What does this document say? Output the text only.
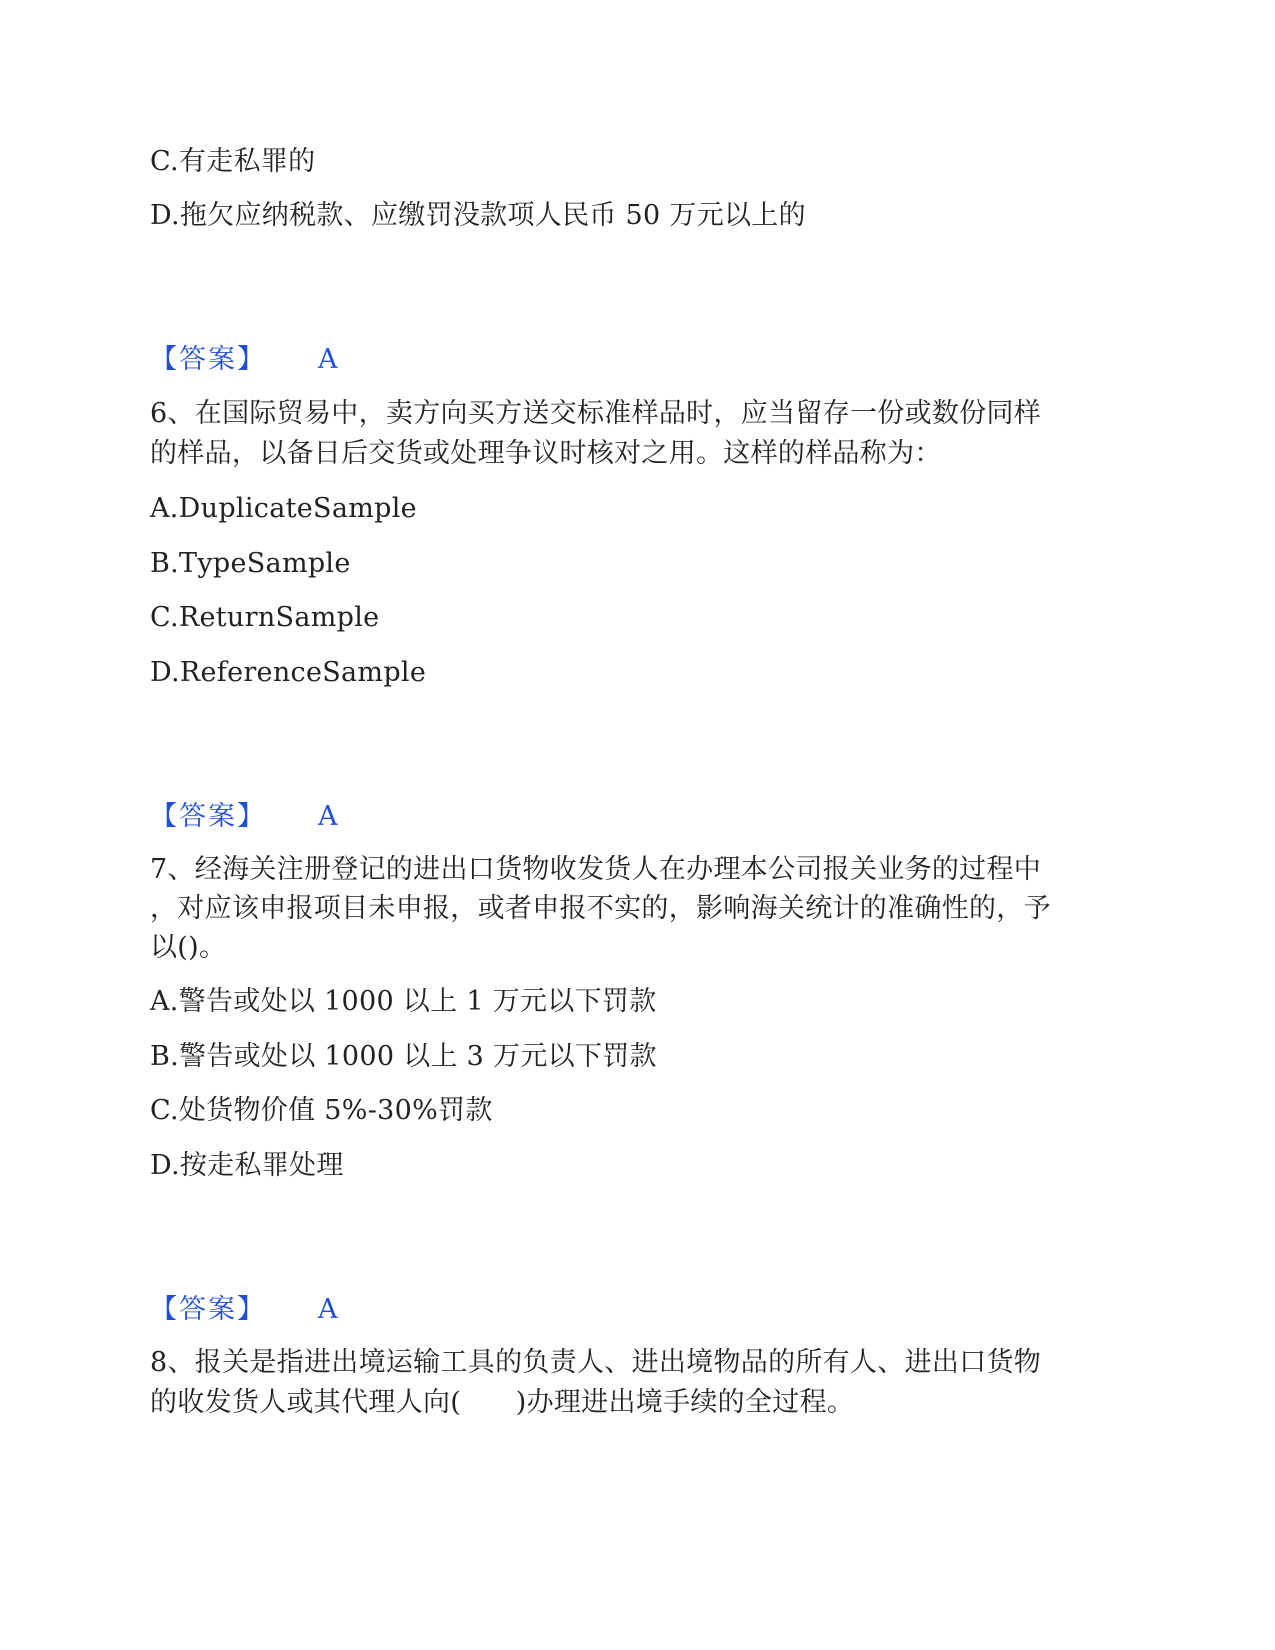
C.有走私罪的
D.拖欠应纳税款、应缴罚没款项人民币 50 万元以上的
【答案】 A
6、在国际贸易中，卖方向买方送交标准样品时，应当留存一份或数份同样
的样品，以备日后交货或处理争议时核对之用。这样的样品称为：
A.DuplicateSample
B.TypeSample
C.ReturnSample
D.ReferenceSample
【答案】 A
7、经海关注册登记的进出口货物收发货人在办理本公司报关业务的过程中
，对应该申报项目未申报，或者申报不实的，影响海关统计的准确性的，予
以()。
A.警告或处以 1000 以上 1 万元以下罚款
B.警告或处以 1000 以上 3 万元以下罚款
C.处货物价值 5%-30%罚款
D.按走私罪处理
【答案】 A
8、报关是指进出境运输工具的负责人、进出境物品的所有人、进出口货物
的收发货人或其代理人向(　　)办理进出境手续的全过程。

========================================================================

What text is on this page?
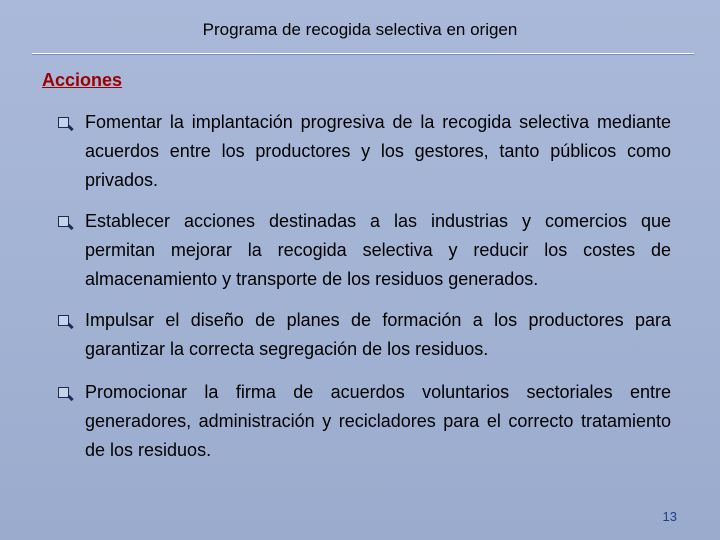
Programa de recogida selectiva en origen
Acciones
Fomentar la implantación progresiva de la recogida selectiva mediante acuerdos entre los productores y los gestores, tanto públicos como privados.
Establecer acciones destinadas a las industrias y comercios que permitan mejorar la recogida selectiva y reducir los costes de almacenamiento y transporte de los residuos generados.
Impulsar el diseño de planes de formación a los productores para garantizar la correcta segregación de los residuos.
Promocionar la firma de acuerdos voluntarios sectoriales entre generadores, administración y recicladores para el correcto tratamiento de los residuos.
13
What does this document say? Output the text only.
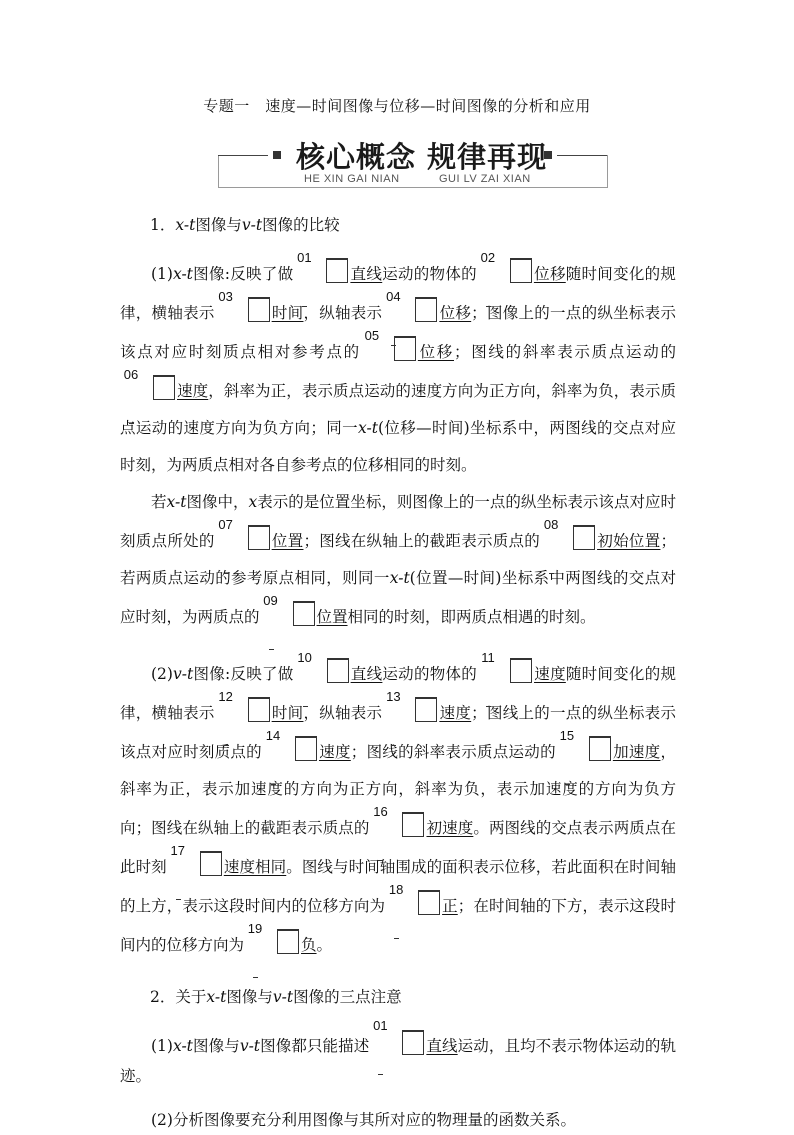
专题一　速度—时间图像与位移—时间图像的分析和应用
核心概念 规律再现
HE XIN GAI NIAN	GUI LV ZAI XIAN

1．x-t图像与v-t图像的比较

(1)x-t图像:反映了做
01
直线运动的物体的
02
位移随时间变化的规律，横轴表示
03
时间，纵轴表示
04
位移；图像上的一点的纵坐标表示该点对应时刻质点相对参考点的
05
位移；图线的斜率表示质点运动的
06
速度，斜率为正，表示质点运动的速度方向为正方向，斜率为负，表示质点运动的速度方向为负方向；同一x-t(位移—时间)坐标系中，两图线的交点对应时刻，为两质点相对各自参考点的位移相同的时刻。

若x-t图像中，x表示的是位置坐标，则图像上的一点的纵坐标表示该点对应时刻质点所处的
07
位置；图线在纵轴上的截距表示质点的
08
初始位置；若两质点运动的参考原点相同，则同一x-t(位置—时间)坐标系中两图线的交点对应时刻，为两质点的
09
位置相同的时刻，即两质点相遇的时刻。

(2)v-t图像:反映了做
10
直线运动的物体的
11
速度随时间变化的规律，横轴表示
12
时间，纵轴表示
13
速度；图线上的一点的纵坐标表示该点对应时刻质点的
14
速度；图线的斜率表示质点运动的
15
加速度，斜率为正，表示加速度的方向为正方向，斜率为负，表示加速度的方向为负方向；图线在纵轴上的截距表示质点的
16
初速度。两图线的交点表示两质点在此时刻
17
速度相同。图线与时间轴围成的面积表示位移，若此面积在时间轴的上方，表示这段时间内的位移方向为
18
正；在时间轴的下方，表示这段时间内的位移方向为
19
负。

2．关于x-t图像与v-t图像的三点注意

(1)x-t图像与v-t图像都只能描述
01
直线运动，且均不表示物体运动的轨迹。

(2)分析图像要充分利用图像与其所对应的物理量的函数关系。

========================================================================

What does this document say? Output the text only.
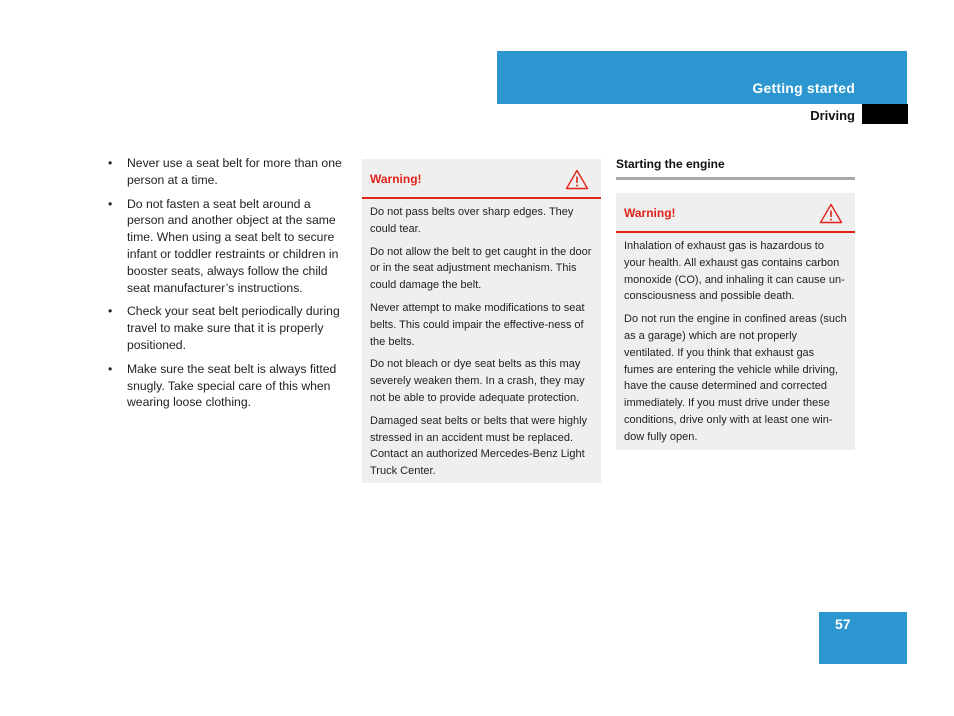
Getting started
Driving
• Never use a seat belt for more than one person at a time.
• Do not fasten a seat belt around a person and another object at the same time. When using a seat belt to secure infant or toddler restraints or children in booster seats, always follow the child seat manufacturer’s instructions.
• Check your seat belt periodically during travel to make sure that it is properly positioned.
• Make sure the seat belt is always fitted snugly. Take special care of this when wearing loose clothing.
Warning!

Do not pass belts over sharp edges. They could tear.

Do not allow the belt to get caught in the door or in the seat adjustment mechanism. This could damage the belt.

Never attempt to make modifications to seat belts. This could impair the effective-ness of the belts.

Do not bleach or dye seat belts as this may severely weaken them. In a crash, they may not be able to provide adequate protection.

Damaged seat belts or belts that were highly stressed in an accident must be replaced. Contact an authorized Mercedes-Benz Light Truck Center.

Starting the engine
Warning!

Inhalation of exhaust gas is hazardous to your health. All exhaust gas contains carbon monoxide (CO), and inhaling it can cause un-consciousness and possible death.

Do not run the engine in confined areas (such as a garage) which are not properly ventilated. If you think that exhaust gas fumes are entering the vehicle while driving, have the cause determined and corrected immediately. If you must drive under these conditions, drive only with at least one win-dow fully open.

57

========================================================================

▸ Goal: Search the preceding listing for the word "entre" and pull out every line that holds it.

▸ Result of the task:
Fomentar la implantación progresiva de la recogida selectiva mediante acuerdos entre los productores y los gestores, tanto públicos como privados.
Promocionar la firma de acuerdos voluntarios sectoriales entre generadores, administración y recicladores para el correcto tratamiento de los residuos.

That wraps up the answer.